* [What the exercise asks]
Within the material below, find each line bearing the word "this" and present it.

* Start Provided records *

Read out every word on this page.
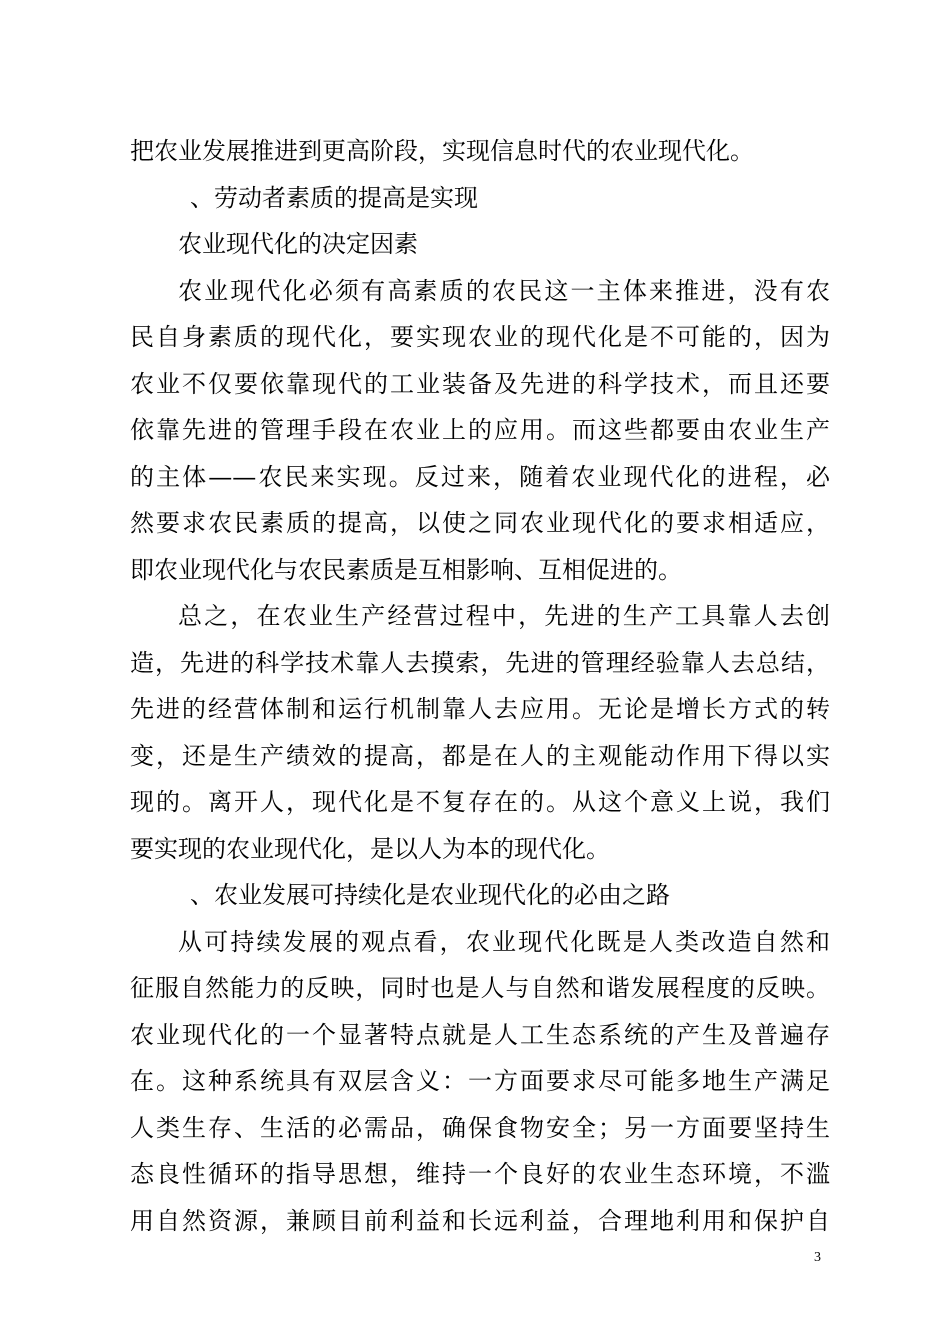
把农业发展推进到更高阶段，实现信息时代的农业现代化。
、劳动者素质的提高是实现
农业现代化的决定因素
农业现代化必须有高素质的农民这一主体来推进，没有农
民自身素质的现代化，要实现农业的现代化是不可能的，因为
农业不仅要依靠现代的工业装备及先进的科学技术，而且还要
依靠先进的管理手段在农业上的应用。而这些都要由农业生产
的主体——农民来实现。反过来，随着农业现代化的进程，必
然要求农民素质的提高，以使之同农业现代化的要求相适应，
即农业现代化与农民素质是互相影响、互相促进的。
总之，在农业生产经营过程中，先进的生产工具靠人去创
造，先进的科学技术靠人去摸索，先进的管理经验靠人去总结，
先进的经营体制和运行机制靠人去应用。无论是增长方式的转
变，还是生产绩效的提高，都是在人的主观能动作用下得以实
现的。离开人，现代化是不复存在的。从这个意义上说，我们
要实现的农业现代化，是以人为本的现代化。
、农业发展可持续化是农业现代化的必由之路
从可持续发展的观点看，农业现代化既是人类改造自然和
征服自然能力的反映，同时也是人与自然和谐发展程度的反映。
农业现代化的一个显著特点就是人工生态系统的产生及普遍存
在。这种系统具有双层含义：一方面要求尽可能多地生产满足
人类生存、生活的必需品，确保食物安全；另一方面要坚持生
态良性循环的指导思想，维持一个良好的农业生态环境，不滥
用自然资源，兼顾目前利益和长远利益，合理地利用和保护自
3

* End Provided records *
* Start Provided records *

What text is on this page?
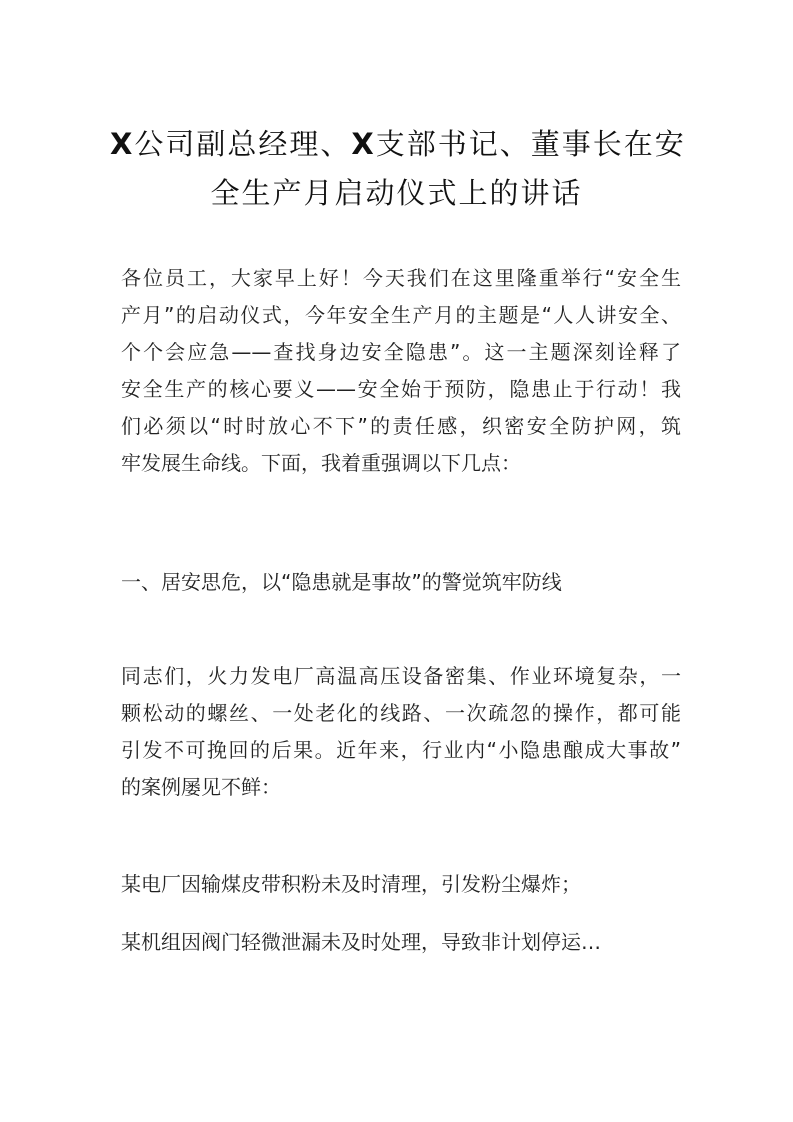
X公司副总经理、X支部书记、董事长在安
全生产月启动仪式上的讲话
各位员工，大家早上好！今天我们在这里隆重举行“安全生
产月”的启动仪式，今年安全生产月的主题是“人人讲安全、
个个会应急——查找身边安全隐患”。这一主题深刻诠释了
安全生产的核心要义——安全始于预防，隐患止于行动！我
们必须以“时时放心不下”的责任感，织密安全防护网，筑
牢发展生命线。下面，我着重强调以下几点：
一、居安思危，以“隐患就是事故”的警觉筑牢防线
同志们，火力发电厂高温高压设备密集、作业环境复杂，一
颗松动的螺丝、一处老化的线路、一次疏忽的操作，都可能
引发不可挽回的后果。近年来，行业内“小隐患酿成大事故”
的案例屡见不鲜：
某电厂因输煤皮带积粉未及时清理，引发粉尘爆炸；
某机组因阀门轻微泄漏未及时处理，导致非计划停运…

* End Provided records *
* Start Provided records *

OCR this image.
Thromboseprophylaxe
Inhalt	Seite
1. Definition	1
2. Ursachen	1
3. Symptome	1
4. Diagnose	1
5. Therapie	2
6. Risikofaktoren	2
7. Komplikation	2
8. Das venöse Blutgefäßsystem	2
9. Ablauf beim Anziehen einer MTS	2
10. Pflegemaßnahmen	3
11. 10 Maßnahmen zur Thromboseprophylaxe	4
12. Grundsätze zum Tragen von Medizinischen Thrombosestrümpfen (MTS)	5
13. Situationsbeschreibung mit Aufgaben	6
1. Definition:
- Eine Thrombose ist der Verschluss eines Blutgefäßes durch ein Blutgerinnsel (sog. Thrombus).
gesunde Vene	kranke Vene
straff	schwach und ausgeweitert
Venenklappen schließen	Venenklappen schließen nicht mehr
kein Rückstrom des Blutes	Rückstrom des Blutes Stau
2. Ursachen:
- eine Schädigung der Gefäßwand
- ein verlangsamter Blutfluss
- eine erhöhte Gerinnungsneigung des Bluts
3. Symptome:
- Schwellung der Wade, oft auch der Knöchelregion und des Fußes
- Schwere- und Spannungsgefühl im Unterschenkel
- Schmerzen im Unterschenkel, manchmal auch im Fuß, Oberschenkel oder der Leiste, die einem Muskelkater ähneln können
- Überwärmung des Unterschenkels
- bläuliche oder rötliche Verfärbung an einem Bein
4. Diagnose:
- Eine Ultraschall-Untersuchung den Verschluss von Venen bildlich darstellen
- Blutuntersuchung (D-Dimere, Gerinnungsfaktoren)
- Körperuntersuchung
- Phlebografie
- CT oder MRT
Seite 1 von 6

* End Provided records *

* [Output]
Read out every word on this page.
What text is on this page?
OCR this image.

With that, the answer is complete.